Transcribe every line of the listing below without any deviation.
======== Provided material ========
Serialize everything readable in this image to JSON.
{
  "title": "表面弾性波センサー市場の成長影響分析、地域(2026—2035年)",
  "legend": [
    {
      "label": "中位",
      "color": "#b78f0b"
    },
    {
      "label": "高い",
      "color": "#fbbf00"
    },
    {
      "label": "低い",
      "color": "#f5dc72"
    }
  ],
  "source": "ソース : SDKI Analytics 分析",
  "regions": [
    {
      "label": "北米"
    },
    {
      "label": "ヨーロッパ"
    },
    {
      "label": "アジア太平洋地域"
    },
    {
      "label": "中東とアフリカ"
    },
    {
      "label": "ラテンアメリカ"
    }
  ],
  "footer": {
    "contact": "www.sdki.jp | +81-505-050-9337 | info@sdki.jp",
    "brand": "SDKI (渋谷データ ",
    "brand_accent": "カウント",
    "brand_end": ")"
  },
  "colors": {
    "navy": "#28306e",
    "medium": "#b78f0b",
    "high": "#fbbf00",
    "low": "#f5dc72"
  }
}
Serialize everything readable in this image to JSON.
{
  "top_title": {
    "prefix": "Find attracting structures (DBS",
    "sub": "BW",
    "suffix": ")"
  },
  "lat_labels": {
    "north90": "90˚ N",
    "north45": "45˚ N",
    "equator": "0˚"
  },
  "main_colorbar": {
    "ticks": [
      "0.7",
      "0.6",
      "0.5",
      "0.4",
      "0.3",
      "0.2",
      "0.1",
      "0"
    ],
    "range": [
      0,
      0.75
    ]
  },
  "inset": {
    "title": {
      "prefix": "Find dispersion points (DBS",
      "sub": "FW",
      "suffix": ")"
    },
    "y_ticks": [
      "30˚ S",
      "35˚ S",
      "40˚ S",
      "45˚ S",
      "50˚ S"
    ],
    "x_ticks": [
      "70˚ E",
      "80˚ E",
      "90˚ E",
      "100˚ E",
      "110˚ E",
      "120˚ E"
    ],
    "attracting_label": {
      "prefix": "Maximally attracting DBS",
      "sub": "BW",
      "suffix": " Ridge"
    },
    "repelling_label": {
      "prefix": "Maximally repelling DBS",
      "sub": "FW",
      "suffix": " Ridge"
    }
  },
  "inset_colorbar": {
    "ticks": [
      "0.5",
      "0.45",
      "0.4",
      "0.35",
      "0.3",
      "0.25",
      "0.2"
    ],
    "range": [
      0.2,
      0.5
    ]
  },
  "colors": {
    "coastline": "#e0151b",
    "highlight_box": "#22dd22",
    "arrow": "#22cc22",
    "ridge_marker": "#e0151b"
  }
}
========
» Answer to this task:
Serialize everything readable in this image to JSON.
{
  "title": "表面弾性波センサー市場の成長影響分析、地域(2026—2035年)",
  "legend": [
    {
      "label": "中位",
      "color": "#b78f0b"
    },
    {
      "label": "高い",
      "color": "#fbbf00"
    },
    {
      "label": "低い",
      "color": "#f5dc72"
    }
  ],
  "source": "ソース : SDKI Analytics 分析",
  "regions": [
    {
      "label": "北米"
    },
    {
      "label": "ヨーロッパ"
    },
    {
      "label": "アジア太平洋地域"
    },
    {
      "label": "中東とアフリカ"
    },
    {
      "label": "ラテンアメリカ"
    }
  ],
  "footer": {
    "contact": "www.sdki.jp | +81-505-050-9337 | info@sdki.jp",
    "brand": "SDKI (渋谷データ ",
    "brand_accent": "カウント",
    "brand_end": ")"
  },
  "colors": {
    "navy": "#28306e",
    "medium": "#b78f0b",
    "high": "#fbbf00",
    "low": "#f5dc72"
  }
}
Serialize everything readable in this image to JSON.
{
  "top_title": {
    "prefix": "Find attracting structures (DBS",
    "sub": "BW",
    "suffix": ")"
  },
  "lat_labels": {
    "north90": "90˚ N",
    "north45": "45˚ N",
    "equator": "0˚"
  },
  "main_colorbar": {
    "ticks": [
      "0.7",
      "0.6",
      "0.5",
      "0.4",
      "0.3",
      "0.2",
      "0.1",
      "0"
    ],
    "range": [
      0,
      0.75
    ]
  },
  "inset": {
    "title": {
      "prefix": "Find dispersion points (DBS",
      "sub": "FW",
      "suffix": ")"
    },
    "y_ticks": [
      "30˚ S",
      "35˚ S",
      "40˚ S",
      "45˚ S",
      "50˚ S"
    ],
    "x_ticks": [
      "70˚ E",
      "80˚ E",
      "90˚ E",
      "100˚ E",
      "110˚ E",
      "120˚ E"
    ],
    "attracting_label": {
      "prefix": "Maximally attracting DBS",
      "sub": "BW",
      "suffix": " Ridge"
    },
    "repelling_label": {
      "prefix": "Maximally repelling DBS",
      "sub": "FW",
      "suffix": " Ridge"
    }
  },
  "inset_colorbar": {
    "ticks": [
      "0.5",
      "0.45",
      "0.4",
      "0.35",
      "0.3",
      "0.25",
      "0.2"
    ],
    "range": [
      0.2,
      0.5
    ]
  },
  "colors": {
    "coastline": "#e0151b",
    "highlight_box": "#22dd22",
    "arrow": "#22cc22",
    "ridge_marker": "#e0151b"
  }
}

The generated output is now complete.